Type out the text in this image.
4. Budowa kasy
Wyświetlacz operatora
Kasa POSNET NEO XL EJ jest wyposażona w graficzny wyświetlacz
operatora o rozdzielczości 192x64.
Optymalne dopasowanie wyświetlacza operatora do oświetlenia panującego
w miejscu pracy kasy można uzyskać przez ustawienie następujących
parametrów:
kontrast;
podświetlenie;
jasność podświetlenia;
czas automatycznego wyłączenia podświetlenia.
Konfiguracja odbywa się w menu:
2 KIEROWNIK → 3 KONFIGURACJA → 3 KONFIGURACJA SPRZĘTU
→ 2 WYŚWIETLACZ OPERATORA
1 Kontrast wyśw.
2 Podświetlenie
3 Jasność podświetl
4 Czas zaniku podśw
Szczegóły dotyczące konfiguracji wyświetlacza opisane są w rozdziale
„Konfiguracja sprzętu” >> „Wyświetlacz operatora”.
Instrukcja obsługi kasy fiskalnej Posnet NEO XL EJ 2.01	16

---

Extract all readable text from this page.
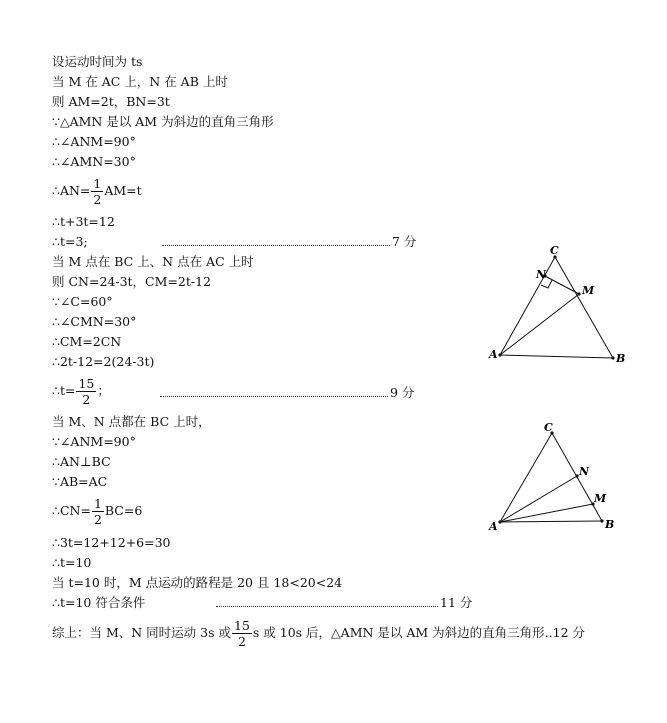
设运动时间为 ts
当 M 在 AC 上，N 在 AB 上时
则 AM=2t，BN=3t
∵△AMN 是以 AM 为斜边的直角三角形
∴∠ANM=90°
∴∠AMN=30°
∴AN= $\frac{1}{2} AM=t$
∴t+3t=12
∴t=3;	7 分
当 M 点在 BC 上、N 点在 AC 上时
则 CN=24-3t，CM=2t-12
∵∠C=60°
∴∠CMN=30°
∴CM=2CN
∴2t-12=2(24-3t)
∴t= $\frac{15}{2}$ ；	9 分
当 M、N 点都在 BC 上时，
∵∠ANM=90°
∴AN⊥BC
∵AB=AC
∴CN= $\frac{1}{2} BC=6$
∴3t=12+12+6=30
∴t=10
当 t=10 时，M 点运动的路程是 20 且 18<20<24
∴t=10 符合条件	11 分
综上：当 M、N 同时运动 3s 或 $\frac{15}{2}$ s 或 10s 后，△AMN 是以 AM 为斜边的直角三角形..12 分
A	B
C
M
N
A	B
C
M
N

---

Set task:
In the records above, locate the lines holding the word "为斜边的直角三角形". Copy each of them.

Result:
∵△AMN 是以 AM 为斜边的直角三角形
综上：当 M、N 同时运动 3s 或 $\frac{15}{2}$ s 或 10s 后，△AMN 是以 AM 为斜边的直角三角形..12 分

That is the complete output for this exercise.